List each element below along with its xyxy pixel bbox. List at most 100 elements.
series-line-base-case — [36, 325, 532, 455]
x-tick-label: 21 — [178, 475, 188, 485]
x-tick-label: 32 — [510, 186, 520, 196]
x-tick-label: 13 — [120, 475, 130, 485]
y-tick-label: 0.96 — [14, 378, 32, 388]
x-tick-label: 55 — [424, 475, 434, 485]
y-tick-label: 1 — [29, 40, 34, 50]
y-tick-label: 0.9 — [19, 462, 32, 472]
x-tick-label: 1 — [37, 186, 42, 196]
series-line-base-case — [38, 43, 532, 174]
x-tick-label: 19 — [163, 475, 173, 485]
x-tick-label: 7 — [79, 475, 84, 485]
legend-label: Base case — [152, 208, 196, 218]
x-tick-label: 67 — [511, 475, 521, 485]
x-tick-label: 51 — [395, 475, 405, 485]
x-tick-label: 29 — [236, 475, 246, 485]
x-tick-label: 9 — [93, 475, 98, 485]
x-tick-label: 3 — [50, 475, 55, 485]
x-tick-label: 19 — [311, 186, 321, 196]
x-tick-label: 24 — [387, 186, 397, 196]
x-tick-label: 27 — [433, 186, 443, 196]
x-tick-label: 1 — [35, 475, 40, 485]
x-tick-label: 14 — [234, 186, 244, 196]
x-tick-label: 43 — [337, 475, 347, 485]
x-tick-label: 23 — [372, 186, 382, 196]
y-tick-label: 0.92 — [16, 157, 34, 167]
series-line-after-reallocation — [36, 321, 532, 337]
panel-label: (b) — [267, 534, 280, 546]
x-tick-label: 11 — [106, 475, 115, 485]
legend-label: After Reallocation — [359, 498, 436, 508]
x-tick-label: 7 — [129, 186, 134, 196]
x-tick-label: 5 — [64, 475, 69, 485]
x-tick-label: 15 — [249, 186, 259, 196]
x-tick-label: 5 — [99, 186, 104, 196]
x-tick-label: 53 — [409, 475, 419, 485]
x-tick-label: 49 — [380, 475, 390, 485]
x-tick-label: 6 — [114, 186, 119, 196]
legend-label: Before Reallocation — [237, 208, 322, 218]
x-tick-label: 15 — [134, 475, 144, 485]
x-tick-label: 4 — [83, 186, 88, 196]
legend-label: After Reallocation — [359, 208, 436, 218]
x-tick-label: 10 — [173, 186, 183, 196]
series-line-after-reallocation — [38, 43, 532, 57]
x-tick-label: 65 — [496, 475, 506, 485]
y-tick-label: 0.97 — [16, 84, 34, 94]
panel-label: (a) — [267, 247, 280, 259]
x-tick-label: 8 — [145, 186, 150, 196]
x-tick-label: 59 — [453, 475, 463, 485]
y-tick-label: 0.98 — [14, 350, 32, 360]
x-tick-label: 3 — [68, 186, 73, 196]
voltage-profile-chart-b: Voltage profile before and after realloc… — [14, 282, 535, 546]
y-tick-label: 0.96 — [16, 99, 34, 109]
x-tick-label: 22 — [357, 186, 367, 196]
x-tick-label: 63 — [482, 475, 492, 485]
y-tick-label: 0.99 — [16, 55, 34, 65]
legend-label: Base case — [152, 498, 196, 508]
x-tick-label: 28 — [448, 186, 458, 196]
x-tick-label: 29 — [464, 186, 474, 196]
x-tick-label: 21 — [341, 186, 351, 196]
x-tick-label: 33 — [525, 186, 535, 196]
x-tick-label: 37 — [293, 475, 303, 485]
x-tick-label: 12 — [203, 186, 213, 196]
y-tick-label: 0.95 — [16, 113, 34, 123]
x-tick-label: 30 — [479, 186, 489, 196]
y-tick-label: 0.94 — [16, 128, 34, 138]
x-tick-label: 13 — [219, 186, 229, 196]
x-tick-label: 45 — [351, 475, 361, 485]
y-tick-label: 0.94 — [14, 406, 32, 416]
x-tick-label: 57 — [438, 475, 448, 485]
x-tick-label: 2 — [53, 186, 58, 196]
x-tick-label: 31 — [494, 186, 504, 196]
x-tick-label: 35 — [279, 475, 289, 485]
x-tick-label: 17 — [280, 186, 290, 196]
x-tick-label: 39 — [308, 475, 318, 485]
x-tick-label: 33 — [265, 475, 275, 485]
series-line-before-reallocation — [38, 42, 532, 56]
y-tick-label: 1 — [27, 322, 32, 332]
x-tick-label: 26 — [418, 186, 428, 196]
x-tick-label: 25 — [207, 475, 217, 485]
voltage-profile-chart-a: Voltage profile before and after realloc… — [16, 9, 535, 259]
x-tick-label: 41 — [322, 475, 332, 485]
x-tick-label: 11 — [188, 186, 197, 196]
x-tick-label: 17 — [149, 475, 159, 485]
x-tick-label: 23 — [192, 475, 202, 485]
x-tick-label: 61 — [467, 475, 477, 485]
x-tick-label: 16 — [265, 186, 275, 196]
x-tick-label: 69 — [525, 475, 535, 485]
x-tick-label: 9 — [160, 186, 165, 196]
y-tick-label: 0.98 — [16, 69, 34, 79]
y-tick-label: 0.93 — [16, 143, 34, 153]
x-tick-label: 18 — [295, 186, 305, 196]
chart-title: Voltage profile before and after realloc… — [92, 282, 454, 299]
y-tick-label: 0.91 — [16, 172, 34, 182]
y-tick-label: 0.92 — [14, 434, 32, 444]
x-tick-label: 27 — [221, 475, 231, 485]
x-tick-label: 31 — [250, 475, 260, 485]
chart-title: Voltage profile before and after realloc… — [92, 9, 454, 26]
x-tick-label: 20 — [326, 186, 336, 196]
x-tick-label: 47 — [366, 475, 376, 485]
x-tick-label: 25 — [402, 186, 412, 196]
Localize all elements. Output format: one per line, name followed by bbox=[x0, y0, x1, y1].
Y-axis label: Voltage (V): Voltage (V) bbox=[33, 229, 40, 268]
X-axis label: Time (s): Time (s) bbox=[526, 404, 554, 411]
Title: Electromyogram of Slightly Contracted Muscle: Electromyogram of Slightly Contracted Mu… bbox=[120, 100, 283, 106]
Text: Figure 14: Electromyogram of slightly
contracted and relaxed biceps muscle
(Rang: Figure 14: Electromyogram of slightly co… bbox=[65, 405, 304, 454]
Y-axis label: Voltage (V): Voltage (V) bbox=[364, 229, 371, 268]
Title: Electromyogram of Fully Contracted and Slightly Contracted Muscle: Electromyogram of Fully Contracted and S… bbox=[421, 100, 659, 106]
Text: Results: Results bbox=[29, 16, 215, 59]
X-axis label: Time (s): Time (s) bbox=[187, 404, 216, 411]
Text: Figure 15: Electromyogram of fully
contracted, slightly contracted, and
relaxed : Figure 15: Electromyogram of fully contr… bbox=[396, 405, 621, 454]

**INSTRUCTIONS FOR THE TASK**
Reproduce all of the material with every instance of "Voltage (V)" changed to "Voltage (volts)" and everything else left as it is.

**FULL SOLUTION**
List each element below along with its xyxy pixel bbox. List at most 100 elements.
series-line-base-case — [36, 325, 532, 455]
x-tick-label: 21 — [178, 475, 188, 485]
x-tick-label: 32 — [510, 186, 520, 196]
x-tick-label: 13 — [120, 475, 130, 485]
y-tick-label: 0.96 — [14, 378, 32, 388]
x-tick-label: 55 — [424, 475, 434, 485]
y-tick-label: 1 — [29, 40, 34, 50]
y-tick-label: 0.9 — [19, 462, 32, 472]
x-tick-label: 1 — [37, 186, 42, 196]
series-line-base-case — [38, 43, 532, 174]
x-tick-label: 19 — [163, 475, 173, 485]
x-tick-label: 7 — [79, 475, 84, 485]
legend-label: Base case — [152, 208, 196, 218]
x-tick-label: 67 — [511, 475, 521, 485]
x-tick-label: 51 — [395, 475, 405, 485]
x-tick-label: 29 — [236, 475, 246, 485]
x-tick-label: 9 — [93, 475, 98, 485]
x-tick-label: 3 — [50, 475, 55, 485]
x-tick-label: 19 — [311, 186, 321, 196]
x-tick-label: 24 — [387, 186, 397, 196]
x-tick-label: 27 — [433, 186, 443, 196]
x-tick-label: 1 — [35, 475, 40, 485]
x-tick-label: 14 — [234, 186, 244, 196]
x-tick-label: 43 — [337, 475, 347, 485]
x-tick-label: 23 — [372, 186, 382, 196]
y-tick-label: 0.92 — [16, 157, 34, 167]
series-line-after-reallocation — [36, 321, 532, 337]
panel-label: (b) — [267, 534, 280, 546]
x-tick-label: 11 — [106, 475, 115, 485]
legend-label: After Reallocation — [359, 498, 436, 508]
x-tick-label: 7 — [129, 186, 134, 196]
x-tick-label: 5 — [64, 475, 69, 485]
x-tick-label: 15 — [249, 186, 259, 196]
x-tick-label: 5 — [99, 186, 104, 196]
x-tick-label: 53 — [409, 475, 419, 485]
x-tick-label: 49 — [380, 475, 390, 485]
x-tick-label: 6 — [114, 186, 119, 196]
legend-label: Before Reallocation — [237, 208, 322, 218]
x-tick-label: 15 — [134, 475, 144, 485]
x-tick-label: 4 — [83, 186, 88, 196]
legend-label: After Reallocation — [359, 208, 436, 218]
x-tick-label: 10 — [173, 186, 183, 196]
series-line-after-reallocation — [38, 43, 532, 57]
x-tick-label: 65 — [496, 475, 506, 485]
y-tick-label: 0.97 — [16, 84, 34, 94]
panel-label: (a) — [267, 247, 280, 259]
x-tick-label: 8 — [145, 186, 150, 196]
x-tick-label: 59 — [453, 475, 463, 485]
y-tick-label: 0.98 — [14, 350, 32, 360]
x-tick-label: 3 — [68, 186, 73, 196]
voltage-profile-chart-b: Voltage profile before and after realloc… — [14, 282, 535, 546]
y-tick-label: 0.96 — [16, 99, 34, 109]
x-tick-label: 22 — [357, 186, 367, 196]
x-tick-label: 63 — [482, 475, 492, 485]
y-tick-label: 0.99 — [16, 55, 34, 65]
legend-label: Base case — [152, 498, 196, 508]
x-tick-label: 28 — [448, 186, 458, 196]
x-tick-label: 29 — [464, 186, 474, 196]
x-tick-label: 21 — [341, 186, 351, 196]
x-tick-label: 33 — [525, 186, 535, 196]
x-tick-label: 37 — [293, 475, 303, 485]
x-tick-label: 12 — [203, 186, 213, 196]
y-tick-label: 0.95 — [16, 113, 34, 123]
x-tick-label: 30 — [479, 186, 489, 196]
y-tick-label: 0.94 — [16, 128, 34, 138]
x-tick-label: 13 — [219, 186, 229, 196]
x-tick-label: 45 — [351, 475, 361, 485]
y-tick-label: 0.94 — [14, 406, 32, 416]
x-tick-label: 57 — [438, 475, 448, 485]
x-tick-label: 2 — [53, 186, 58, 196]
x-tick-label: 31 — [494, 186, 504, 196]
x-tick-label: 35 — [279, 475, 289, 485]
x-tick-label: 17 — [280, 186, 290, 196]
x-tick-label: 39 — [308, 475, 318, 485]
x-tick-label: 33 — [265, 475, 275, 485]
series-line-before-reallocation — [38, 42, 532, 56]
y-tick-label: 1 — [27, 322, 32, 332]
x-tick-label: 26 — [418, 186, 428, 196]
x-tick-label: 25 — [207, 475, 217, 485]
voltage-profile-chart-a: Voltage profile before and after realloc… — [16, 9, 535, 259]
x-tick-label: 41 — [322, 475, 332, 485]
x-tick-label: 11 — [188, 186, 197, 196]
x-tick-label: 17 — [149, 475, 159, 485]
x-tick-label: 23 — [192, 475, 202, 485]
x-tick-label: 61 — [467, 475, 477, 485]
x-tick-label: 16 — [265, 186, 275, 196]
x-tick-label: 69 — [525, 475, 535, 485]
x-tick-label: 9 — [160, 186, 165, 196]
y-tick-label: 0.98 — [16, 69, 34, 79]
y-tick-label: 0.93 — [16, 143, 34, 153]
x-tick-label: 18 — [295, 186, 305, 196]
chart-title: Voltage profile before and after realloc… — [92, 282, 454, 299]
y-tick-label: 0.91 — [16, 172, 34, 182]
y-tick-label: 0.92 — [14, 434, 32, 444]
x-tick-label: 27 — [221, 475, 231, 485]
x-tick-label: 31 — [250, 475, 260, 485]
chart-title: Voltage profile before and after realloc… — [92, 9, 454, 26]
x-tick-label: 20 — [326, 186, 336, 196]
x-tick-label: 47 — [366, 475, 376, 485]
x-tick-label: 25 — [402, 186, 412, 196]
Localize all elements. Output format: one per line, name followed by bbox=[x0, y0, x1, y1].
Y-axis label: Voltage (volts): Voltage (volts) bbox=[33, 229, 40, 268]
X-axis label: Time (s): Time (s) bbox=[526, 404, 554, 411]
Title: Electromyogram of Slightly Contracted Muscle: Electromyogram of Slightly Contracted Mu… bbox=[120, 100, 283, 106]
Text: Figure 14: Electromyogram of slightly
contracted and relaxed biceps muscle
(Rang: Figure 14: Electromyogram of slightly co… bbox=[65, 405, 304, 454]
Y-axis label: Voltage (volts): Voltage (volts) bbox=[364, 229, 371, 268]
Title: Electromyogram of Fully Contracted and Slightly Contracted Muscle: Electromyogram of Fully Contracted and S… bbox=[421, 100, 659, 106]
Text: Results: Results bbox=[29, 16, 215, 59]
X-axis label: Time (s): Time (s) bbox=[187, 404, 216, 411]
Text: Figure 15: Electromyogram of fully
contracted, slightly contracted, and
relaxed : Figure 15: Electromyogram of fully contr… bbox=[396, 405, 621, 454]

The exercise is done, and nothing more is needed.